> [Given task] Report every line in the listing below where the string "subtitle" shows up.
---
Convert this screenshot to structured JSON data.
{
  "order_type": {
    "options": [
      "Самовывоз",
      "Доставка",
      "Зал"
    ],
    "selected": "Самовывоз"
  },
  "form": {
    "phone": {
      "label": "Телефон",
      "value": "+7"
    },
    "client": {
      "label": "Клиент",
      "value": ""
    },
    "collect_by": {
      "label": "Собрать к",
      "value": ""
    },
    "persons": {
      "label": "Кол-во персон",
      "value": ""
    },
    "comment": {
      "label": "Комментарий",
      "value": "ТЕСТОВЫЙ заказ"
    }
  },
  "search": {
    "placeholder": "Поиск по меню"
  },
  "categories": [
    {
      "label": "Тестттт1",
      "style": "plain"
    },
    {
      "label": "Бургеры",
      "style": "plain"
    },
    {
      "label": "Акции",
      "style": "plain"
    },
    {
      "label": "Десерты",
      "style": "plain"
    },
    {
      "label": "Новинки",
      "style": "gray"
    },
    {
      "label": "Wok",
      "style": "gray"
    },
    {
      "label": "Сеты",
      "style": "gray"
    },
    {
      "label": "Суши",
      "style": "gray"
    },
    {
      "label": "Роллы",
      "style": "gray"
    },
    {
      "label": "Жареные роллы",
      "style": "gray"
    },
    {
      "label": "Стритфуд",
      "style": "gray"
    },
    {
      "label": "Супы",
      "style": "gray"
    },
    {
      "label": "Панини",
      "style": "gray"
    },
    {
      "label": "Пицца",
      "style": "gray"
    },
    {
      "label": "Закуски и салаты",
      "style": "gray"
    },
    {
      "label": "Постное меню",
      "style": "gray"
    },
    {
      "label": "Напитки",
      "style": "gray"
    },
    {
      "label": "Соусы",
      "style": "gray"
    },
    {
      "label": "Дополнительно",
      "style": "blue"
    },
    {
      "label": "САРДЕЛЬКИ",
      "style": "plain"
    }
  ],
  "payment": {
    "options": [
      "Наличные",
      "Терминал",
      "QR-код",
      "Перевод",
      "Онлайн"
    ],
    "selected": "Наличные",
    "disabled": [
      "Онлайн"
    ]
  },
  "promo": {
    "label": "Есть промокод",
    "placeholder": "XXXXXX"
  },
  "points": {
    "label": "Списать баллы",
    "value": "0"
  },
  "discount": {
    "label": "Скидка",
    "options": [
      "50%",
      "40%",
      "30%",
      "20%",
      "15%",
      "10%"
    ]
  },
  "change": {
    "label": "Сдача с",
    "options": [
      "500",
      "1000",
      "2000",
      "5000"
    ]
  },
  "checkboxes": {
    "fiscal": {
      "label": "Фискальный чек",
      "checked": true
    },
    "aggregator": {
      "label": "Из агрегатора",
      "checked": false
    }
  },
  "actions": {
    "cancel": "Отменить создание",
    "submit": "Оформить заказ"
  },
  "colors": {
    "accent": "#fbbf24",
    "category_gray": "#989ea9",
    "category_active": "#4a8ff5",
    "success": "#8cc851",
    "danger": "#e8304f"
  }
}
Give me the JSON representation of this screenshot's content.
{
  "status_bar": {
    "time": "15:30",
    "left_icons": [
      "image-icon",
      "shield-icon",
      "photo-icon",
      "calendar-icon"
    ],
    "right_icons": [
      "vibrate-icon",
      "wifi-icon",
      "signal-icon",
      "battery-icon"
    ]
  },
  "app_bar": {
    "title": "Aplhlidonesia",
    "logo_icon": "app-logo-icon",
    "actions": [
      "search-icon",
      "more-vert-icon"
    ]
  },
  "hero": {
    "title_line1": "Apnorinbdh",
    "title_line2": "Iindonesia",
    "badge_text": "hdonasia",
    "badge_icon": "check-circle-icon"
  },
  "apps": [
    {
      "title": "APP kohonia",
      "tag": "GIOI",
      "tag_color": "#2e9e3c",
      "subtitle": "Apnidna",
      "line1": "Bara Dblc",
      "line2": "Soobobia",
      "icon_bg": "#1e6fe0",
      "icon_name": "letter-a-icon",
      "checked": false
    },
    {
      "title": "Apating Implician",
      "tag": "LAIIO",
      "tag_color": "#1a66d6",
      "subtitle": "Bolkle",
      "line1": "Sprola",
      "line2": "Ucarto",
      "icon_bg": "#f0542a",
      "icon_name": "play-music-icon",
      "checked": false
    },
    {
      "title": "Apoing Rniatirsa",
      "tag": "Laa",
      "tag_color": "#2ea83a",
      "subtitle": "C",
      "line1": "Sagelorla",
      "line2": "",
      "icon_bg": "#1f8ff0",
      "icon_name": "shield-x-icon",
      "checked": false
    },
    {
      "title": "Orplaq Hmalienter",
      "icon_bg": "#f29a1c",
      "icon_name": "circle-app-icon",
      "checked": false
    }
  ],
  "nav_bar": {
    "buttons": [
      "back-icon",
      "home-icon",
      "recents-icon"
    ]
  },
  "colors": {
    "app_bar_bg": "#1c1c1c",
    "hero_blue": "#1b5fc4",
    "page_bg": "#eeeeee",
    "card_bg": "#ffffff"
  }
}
---
> [Full response]
      "subtitle": "Apnidna",
      "subtitle": "Bolkle",
      "subtitle": "C",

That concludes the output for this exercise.